Goal | Search the data for the string "autour" and gather each line it is in.

Raw records |
Start

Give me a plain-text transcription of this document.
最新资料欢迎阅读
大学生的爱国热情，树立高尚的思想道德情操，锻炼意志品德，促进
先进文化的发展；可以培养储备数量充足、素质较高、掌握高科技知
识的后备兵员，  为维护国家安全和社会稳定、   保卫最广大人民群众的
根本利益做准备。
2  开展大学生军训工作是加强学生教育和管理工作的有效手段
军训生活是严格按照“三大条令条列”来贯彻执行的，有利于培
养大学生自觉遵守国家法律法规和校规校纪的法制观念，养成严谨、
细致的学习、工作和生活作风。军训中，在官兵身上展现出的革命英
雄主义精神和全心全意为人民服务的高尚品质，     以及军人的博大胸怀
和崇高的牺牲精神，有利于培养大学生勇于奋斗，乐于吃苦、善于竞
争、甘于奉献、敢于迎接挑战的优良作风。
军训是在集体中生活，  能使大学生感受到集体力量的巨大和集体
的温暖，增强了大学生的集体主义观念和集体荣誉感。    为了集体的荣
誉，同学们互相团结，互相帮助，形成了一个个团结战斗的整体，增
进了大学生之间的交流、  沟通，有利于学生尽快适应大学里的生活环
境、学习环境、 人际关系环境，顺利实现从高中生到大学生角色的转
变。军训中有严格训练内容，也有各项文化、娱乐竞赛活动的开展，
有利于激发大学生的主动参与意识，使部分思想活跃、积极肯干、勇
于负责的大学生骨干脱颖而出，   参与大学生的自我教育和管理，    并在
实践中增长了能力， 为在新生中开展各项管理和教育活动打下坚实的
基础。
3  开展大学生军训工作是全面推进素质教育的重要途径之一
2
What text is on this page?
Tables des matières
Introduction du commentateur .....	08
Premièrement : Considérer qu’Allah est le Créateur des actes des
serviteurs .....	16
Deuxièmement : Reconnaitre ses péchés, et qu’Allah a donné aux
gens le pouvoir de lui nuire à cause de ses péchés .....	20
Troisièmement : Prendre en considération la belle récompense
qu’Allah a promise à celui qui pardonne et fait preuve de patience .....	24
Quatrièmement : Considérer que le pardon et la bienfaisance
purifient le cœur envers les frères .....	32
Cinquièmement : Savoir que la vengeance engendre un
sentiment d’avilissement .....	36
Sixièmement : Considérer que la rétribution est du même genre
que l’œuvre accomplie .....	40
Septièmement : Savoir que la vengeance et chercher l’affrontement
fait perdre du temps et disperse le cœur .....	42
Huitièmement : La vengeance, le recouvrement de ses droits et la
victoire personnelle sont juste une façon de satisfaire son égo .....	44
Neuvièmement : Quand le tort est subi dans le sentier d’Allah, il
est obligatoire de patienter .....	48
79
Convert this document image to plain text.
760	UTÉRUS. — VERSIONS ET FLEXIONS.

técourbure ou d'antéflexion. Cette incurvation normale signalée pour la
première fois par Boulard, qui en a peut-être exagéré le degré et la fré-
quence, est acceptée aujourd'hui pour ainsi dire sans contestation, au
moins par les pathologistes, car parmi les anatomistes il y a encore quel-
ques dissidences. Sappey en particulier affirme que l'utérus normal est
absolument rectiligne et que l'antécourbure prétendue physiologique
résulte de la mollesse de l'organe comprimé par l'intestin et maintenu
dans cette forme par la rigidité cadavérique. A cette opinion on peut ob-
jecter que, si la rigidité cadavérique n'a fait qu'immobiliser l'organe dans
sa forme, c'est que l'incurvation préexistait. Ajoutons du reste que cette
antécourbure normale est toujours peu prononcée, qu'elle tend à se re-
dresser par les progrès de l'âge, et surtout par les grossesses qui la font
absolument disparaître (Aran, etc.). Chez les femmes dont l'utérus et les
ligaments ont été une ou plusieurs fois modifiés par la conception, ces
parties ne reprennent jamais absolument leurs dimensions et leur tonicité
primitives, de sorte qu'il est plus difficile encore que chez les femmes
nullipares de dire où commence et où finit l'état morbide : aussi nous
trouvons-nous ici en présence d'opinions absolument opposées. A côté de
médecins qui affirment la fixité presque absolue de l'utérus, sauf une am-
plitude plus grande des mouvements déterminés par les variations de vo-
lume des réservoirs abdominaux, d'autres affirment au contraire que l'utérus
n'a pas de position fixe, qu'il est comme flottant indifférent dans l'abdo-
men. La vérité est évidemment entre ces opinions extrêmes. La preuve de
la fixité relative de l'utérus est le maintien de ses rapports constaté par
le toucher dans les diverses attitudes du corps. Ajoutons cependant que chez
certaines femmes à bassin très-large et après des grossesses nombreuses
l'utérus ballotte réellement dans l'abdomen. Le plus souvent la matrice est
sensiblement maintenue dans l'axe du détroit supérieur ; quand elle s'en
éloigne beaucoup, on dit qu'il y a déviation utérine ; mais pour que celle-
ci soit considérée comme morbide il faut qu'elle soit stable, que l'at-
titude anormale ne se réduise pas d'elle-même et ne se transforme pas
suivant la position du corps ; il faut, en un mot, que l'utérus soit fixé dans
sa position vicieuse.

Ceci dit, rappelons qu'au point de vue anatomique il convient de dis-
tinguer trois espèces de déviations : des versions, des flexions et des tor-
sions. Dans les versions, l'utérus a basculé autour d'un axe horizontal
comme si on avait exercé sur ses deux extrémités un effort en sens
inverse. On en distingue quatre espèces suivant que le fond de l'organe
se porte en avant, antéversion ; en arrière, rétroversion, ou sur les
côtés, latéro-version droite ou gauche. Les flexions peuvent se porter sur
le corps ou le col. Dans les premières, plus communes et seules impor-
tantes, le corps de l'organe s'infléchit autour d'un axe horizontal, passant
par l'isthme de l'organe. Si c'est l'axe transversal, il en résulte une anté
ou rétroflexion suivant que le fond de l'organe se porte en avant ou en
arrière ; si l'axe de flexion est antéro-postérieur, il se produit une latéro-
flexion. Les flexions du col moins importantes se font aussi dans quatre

End

Worked solution |
sions. Dans les versions, l'utérus a basculé autour d'un axe horizontal
tantes, le corps de l'organe s'infléchit autour d'un axe horizontal, passant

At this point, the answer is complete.